▶ Given exercise
Write out the full set of records exactly. Any pictures in them do not belong in the copy.

▶ Data supplied
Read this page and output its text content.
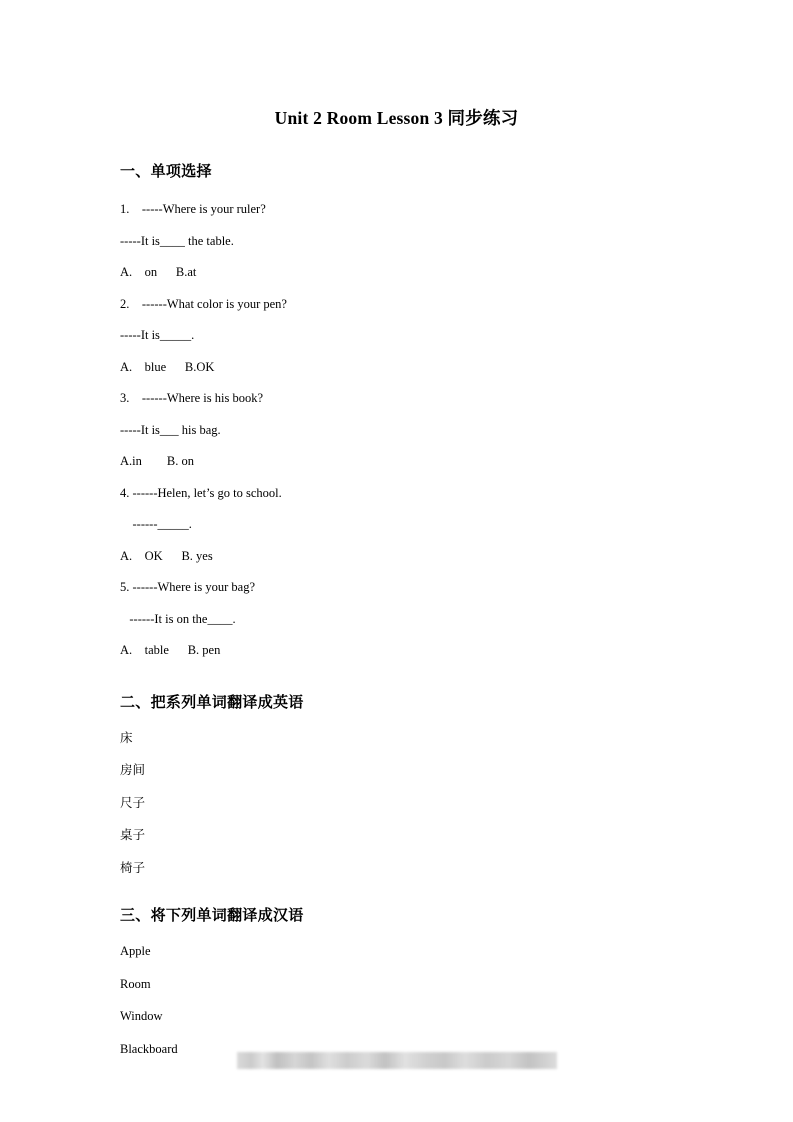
Unit 2 Room Lesson 3 同步练习
一、单项选择
1.    -----Where is your ruler?
-----It is____ the table.
A.    on      B.at
2.    ------What color is your pen?
-----It is_____.
A.    blue      B.OK
3.    ------Where is his book?
-----It is___ his bag.
A.in        B. on
4. ------Helen, let’s go to school.
------_____.
A.    OK      B. yes
5. ------Where is your bag?
------It is on the____.
A.    table      B. pen
二、把系列单词翻译成英语
床
房间
尺子
桌子
椅子
三、将下列单词翻译成汉语
Apple
Room
Window
Blackboard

▶ Response to this task
Read this page and output its text content.
Unit 2 Room Lesson 3 同步练习
一、单项选择
1.    -----Where is your ruler?
-----It is____ the table.
A.    on      B.at
2.    ------What color is your pen?
-----It is_____.
A.    blue      B.OK
3.    ------Where is his book?
-----It is___ his bag.
A.in        B. on
4. ------Helen, let’s go to school.
------_____.
A.    OK      B. yes
5. ------Where is your bag?
------It is on the____.
A.    table      B. pen
二、把系列单词翻译成英语
床
房间
尺子
桌子
椅子
三、将下列单词翻译成汉语
Apple
Room
Window
Blackboard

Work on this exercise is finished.